MATERIAL FOR THIS EXERCISE
• • •

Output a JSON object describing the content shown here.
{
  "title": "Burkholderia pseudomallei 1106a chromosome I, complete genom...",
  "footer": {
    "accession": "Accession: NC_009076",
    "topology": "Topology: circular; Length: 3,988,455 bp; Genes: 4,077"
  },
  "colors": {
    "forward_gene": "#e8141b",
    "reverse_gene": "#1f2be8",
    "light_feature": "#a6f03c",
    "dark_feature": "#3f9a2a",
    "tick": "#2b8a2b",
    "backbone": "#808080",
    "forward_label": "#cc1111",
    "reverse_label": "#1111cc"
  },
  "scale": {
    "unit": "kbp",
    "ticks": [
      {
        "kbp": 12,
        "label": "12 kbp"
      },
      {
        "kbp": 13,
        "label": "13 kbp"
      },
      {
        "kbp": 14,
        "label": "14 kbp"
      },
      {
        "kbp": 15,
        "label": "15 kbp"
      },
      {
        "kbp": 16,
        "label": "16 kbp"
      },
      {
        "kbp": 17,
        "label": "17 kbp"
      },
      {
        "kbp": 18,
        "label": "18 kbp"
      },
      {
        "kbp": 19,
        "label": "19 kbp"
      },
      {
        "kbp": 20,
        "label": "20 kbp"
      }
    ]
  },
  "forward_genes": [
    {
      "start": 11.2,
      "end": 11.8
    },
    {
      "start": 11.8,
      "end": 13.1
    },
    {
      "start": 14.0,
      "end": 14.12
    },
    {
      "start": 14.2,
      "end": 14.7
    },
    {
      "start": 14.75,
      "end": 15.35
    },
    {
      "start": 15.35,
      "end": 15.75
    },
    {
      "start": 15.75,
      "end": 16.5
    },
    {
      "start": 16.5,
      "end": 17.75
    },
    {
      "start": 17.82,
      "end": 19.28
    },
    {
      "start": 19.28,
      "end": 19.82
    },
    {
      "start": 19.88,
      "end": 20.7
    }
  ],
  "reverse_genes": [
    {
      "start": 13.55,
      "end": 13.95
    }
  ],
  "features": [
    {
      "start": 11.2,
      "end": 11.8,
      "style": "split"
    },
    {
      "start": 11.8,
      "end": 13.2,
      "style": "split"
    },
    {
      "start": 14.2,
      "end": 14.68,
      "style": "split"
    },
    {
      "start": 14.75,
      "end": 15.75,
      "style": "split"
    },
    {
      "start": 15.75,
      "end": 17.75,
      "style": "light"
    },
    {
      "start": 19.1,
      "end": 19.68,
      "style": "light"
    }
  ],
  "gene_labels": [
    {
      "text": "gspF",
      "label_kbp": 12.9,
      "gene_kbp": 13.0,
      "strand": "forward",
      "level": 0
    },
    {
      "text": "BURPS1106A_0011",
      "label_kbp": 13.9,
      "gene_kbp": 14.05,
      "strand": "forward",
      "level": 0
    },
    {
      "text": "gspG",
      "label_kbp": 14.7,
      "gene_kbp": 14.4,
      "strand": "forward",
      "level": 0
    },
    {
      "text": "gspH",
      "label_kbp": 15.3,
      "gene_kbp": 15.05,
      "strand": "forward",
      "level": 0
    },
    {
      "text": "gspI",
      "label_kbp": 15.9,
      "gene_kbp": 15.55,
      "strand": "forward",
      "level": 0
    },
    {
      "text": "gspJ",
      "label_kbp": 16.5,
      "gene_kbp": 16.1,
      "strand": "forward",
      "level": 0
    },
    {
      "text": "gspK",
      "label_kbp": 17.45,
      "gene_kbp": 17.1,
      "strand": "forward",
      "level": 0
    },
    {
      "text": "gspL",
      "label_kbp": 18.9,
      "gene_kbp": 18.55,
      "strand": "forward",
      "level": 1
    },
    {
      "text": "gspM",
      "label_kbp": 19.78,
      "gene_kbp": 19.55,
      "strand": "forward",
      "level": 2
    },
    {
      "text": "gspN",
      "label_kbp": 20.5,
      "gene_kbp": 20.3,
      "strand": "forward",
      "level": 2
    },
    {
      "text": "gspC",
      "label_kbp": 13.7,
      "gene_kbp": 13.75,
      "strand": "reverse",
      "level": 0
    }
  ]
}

• • •

EXERCISE GOAL
Would you please copy the whole listing exactly as given?

WRITTEN RESPONSE
Output a JSON object describing the content shown here.
{
  "title": "Burkholderia pseudomallei 1106a chromosome I, complete genom...",
  "footer": {
    "accession": "Accession: NC_009076",
    "topology": "Topology: circular; Length: 3,988,455 bp; Genes: 4,077"
  },
  "colors": {
    "forward_gene": "#e8141b",
    "reverse_gene": "#1f2be8",
    "light_feature": "#a6f03c",
    "dark_feature": "#3f9a2a",
    "tick": "#2b8a2b",
    "backbone": "#808080",
    "forward_label": "#cc1111",
    "reverse_label": "#1111cc"
  },
  "scale": {
    "unit": "kbp",
    "ticks": [
      {
        "kbp": 12,
        "label": "12 kbp"
      },
      {
        "kbp": 13,
        "label": "13 kbp"
      },
      {
        "kbp": 14,
        "label": "14 kbp"
      },
      {
        "kbp": 15,
        "label": "15 kbp"
      },
      {
        "kbp": 16,
        "label": "16 kbp"
      },
      {
        "kbp": 17,
        "label": "17 kbp"
      },
      {
        "kbp": 18,
        "label": "18 kbp"
      },
      {
        "kbp": 19,
        "label": "19 kbp"
      },
      {
        "kbp": 20,
        "label": "20 kbp"
      }
    ]
  },
  "forward_genes": [
    {
      "start": 11.2,
      "end": 11.8
    },
    {
      "start": 11.8,
      "end": 13.1
    },
    {
      "start": 14.0,
      "end": 14.12
    },
    {
      "start": 14.2,
      "end": 14.7
    },
    {
      "start": 14.75,
      "end": 15.35
    },
    {
      "start": 15.35,
      "end": 15.75
    },
    {
      "start": 15.75,
      "end": 16.5
    },
    {
      "start": 16.5,
      "end": 17.75
    },
    {
      "start": 17.82,
      "end": 19.28
    },
    {
      "start": 19.28,
      "end": 19.82
    },
    {
      "start": 19.88,
      "end": 20.7
    }
  ],
  "reverse_genes": [
    {
      "start": 13.55,
      "end": 13.95
    }
  ],
  "features": [
    {
      "start": 11.2,
      "end": 11.8,
      "style": "split"
    },
    {
      "start": 11.8,
      "end": 13.2,
      "style": "split"
    },
    {
      "start": 14.2,
      "end": 14.68,
      "style": "split"
    },
    {
      "start": 14.75,
      "end": 15.75,
      "style": "split"
    },
    {
      "start": 15.75,
      "end": 17.75,
      "style": "light"
    },
    {
      "start": 19.1,
      "end": 19.68,
      "style": "light"
    }
  ],
  "gene_labels": [
    {
      "text": "gspF",
      "label_kbp": 12.9,
      "gene_kbp": 13.0,
      "strand": "forward",
      "level": 0
    },
    {
      "text": "BURPS1106A_0011",
      "label_kbp": 13.9,
      "gene_kbp": 14.05,
      "strand": "forward",
      "level": 0
    },
    {
      "text": "gspG",
      "label_kbp": 14.7,
      "gene_kbp": 14.4,
      "strand": "forward",
      "level": 0
    },
    {
      "text": "gspH",
      "label_kbp": 15.3,
      "gene_kbp": 15.05,
      "strand": "forward",
      "level": 0
    },
    {
      "text": "gspI",
      "label_kbp": 15.9,
      "gene_kbp": 15.55,
      "strand": "forward",
      "level": 0
    },
    {
      "text": "gspJ",
      "label_kbp": 16.5,
      "gene_kbp": 16.1,
      "strand": "forward",
      "level": 0
    },
    {
      "text": "gspK",
      "label_kbp": 17.45,
      "gene_kbp": 17.1,
      "strand": "forward",
      "level": 0
    },
    {
      "text": "gspL",
      "label_kbp": 18.9,
      "gene_kbp": 18.55,
      "strand": "forward",
      "level": 1
    },
    {
      "text": "gspM",
      "label_kbp": 19.78,
      "gene_kbp": 19.55,
      "strand": "forward",
      "level": 2
    },
    {
      "text": "gspN",
      "label_kbp": 20.5,
      "gene_kbp": 20.3,
      "strand": "forward",
      "level": 2
    },
    {
      "text": "gspC",
      "label_kbp": 13.7,
      "gene_kbp": 13.75,
      "strand": "reverse",
      "level": 0
    }
  ]
}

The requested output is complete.